▸ **DATASET**
+ + + + + + +
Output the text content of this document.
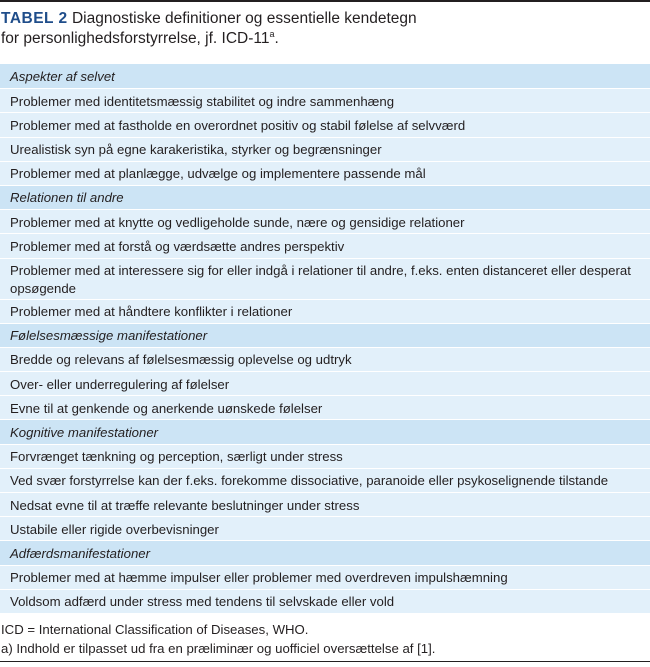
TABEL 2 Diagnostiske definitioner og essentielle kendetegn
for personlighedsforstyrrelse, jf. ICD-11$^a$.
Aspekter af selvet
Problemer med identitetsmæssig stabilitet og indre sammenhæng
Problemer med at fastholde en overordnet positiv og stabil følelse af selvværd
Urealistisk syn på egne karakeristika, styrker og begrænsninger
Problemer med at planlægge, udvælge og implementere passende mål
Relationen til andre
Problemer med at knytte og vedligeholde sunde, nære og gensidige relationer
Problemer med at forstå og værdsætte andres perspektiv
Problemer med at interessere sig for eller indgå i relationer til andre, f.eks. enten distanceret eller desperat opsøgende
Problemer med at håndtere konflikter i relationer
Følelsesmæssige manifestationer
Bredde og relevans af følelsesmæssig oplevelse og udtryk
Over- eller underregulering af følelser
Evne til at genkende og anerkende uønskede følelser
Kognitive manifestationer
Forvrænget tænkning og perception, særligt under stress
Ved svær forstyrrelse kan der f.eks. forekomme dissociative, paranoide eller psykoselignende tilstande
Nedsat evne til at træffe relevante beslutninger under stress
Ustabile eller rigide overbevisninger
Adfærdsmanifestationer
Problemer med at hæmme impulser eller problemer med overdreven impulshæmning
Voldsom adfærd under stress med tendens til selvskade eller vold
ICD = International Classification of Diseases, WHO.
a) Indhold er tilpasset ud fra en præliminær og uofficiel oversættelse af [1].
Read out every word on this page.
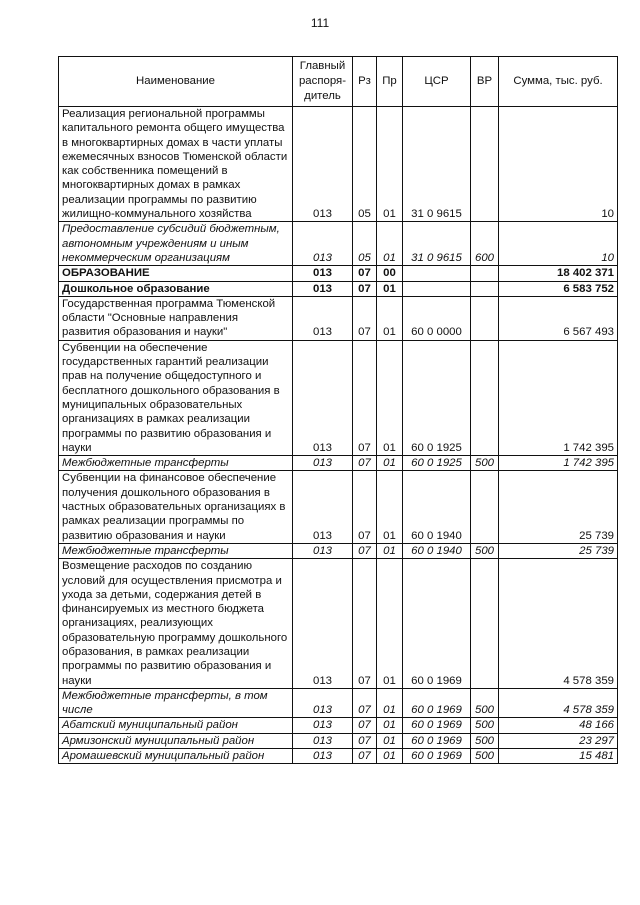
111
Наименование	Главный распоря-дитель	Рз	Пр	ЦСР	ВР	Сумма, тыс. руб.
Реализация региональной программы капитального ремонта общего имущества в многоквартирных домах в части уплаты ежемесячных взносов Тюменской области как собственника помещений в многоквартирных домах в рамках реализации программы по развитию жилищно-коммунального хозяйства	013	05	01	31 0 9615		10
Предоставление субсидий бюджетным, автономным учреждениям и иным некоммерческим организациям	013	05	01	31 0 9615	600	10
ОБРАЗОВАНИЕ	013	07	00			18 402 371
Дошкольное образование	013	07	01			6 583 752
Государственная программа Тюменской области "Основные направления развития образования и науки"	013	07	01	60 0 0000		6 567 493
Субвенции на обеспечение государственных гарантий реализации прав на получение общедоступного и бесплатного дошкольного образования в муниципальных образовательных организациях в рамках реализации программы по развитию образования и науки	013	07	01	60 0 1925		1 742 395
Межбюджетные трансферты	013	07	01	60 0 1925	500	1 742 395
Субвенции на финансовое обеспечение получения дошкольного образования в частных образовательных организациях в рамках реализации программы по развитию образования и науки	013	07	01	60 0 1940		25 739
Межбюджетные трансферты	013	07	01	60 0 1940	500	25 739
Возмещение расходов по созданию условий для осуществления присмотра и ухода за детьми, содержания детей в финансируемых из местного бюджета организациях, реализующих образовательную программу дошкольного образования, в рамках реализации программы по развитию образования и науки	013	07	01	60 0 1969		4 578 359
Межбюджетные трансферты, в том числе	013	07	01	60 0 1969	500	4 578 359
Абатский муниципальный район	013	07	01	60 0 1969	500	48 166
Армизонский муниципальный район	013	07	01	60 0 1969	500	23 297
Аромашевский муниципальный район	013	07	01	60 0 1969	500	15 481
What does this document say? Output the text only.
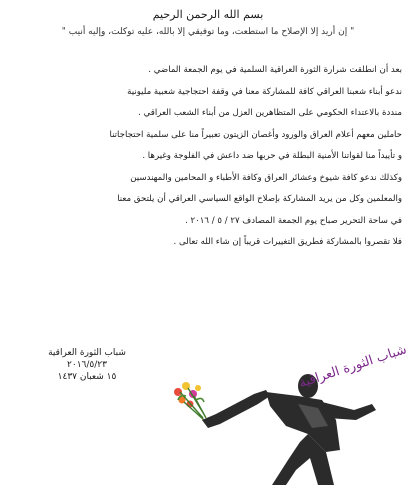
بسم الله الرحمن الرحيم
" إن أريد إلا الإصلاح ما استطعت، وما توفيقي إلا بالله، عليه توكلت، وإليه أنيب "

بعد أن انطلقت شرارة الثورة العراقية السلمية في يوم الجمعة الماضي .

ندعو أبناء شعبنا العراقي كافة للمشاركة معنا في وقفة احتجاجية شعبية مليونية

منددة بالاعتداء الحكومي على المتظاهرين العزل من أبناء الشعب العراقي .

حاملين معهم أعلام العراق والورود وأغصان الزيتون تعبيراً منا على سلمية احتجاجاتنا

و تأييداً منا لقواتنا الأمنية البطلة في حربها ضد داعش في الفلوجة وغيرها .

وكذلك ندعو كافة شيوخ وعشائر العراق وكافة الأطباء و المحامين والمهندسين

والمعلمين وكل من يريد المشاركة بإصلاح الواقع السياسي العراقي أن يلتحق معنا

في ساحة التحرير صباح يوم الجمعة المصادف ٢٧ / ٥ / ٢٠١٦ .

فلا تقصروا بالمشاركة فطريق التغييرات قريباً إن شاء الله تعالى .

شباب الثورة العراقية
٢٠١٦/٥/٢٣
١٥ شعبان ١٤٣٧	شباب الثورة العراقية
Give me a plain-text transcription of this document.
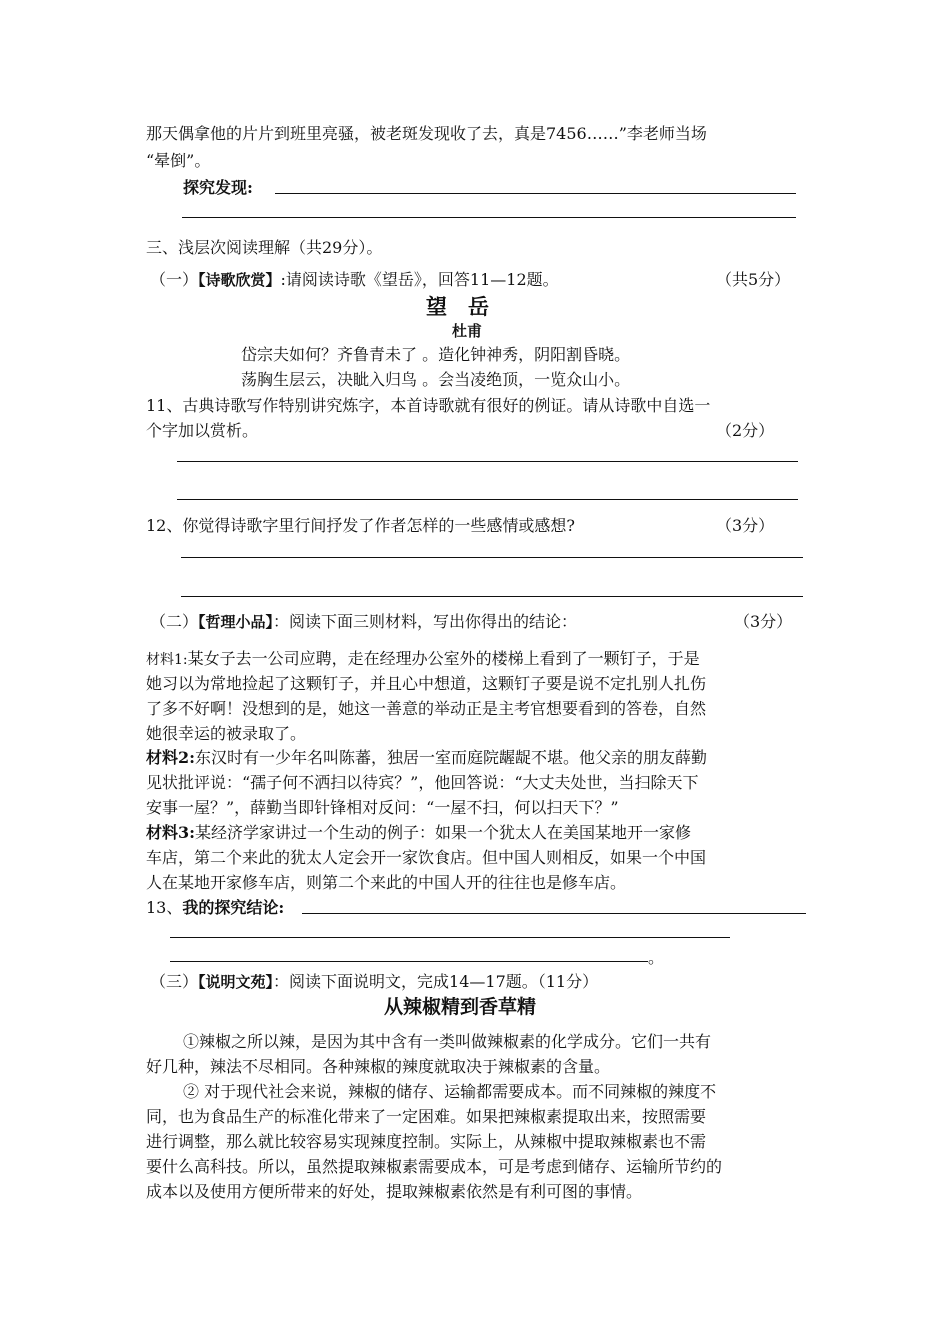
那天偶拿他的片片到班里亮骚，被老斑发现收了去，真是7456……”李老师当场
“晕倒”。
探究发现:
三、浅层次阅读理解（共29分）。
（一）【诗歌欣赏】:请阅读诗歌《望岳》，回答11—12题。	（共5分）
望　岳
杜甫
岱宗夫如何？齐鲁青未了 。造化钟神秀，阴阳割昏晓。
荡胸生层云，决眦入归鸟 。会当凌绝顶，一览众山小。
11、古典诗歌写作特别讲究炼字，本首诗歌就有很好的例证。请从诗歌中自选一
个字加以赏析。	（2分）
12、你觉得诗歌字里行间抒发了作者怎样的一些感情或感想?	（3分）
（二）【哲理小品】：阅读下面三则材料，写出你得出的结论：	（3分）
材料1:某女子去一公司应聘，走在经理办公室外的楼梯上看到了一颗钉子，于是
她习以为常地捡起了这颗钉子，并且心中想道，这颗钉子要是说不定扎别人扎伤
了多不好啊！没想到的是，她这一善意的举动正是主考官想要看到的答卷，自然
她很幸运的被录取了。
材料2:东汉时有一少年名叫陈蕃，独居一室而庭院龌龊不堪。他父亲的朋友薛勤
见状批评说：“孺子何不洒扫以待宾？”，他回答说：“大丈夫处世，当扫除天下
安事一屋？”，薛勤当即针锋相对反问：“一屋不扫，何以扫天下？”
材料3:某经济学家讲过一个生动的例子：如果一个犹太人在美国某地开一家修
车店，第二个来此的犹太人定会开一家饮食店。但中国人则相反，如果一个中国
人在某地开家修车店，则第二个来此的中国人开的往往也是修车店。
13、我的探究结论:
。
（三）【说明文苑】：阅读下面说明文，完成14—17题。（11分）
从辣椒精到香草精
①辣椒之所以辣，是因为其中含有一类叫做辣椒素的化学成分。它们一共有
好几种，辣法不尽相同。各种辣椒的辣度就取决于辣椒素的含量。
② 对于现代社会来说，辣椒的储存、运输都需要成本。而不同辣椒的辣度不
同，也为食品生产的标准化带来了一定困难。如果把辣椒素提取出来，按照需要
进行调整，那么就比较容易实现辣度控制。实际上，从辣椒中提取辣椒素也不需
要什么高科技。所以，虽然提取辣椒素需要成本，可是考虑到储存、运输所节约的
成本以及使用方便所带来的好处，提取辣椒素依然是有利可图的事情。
+ + + + + + +
▸ **EXERCISE DESCRIPTION**
Exactly the lines from the one with "Give me a plain-text" through the end of the listing above are to be repeated, with no pictures.

▸ **OUTPUT OF THE TASK**
Give me a plain-text transcription of this document.
那天偶拿他的片片到班里亮骚，被老斑发现收了去，真是7456……”李老师当场
“晕倒”。
探究发现:
三、浅层次阅读理解（共29分）。
（一）【诗歌欣赏】:请阅读诗歌《望岳》，回答11—12题。	（共5分）
望　岳
杜甫
岱宗夫如何？齐鲁青未了 。造化钟神秀，阴阳割昏晓。
荡胸生层云，决眦入归鸟 。会当凌绝顶，一览众山小。
11、古典诗歌写作特别讲究炼字，本首诗歌就有很好的例证。请从诗歌中自选一
个字加以赏析。	（2分）
12、你觉得诗歌字里行间抒发了作者怎样的一些感情或感想?	（3分）
（二）【哲理小品】：阅读下面三则材料，写出你得出的结论：	（3分）
材料1:某女子去一公司应聘，走在经理办公室外的楼梯上看到了一颗钉子，于是
她习以为常地捡起了这颗钉子，并且心中想道，这颗钉子要是说不定扎别人扎伤
了多不好啊！没想到的是，她这一善意的举动正是主考官想要看到的答卷，自然
她很幸运的被录取了。
材料2:东汉时有一少年名叫陈蕃，独居一室而庭院龌龊不堪。他父亲的朋友薛勤
见状批评说：“孺子何不洒扫以待宾？”，他回答说：“大丈夫处世，当扫除天下
安事一屋？”，薛勤当即针锋相对反问：“一屋不扫，何以扫天下？”
材料3:某经济学家讲过一个生动的例子：如果一个犹太人在美国某地开一家修
车店，第二个来此的犹太人定会开一家饮食店。但中国人则相反，如果一个中国
人在某地开家修车店，则第二个来此的中国人开的往往也是修车店。
13、我的探究结论:
。
（三）【说明文苑】：阅读下面说明文，完成14—17题。（11分）
从辣椒精到香草精
①辣椒之所以辣，是因为其中含有一类叫做辣椒素的化学成分。它们一共有
好几种，辣法不尽相同。各种辣椒的辣度就取决于辣椒素的含量。
② 对于现代社会来说，辣椒的储存、运输都需要成本。而不同辣椒的辣度不
同，也为食品生产的标准化带来了一定困难。如果把辣椒素提取出来，按照需要
进行调整，那么就比较容易实现辣度控制。实际上，从辣椒中提取辣椒素也不需
要什么高科技。所以，虽然提取辣椒素需要成本，可是考虑到储存、运输所节约的
成本以及使用方便所带来的好处，提取辣椒素依然是有利可图的事情。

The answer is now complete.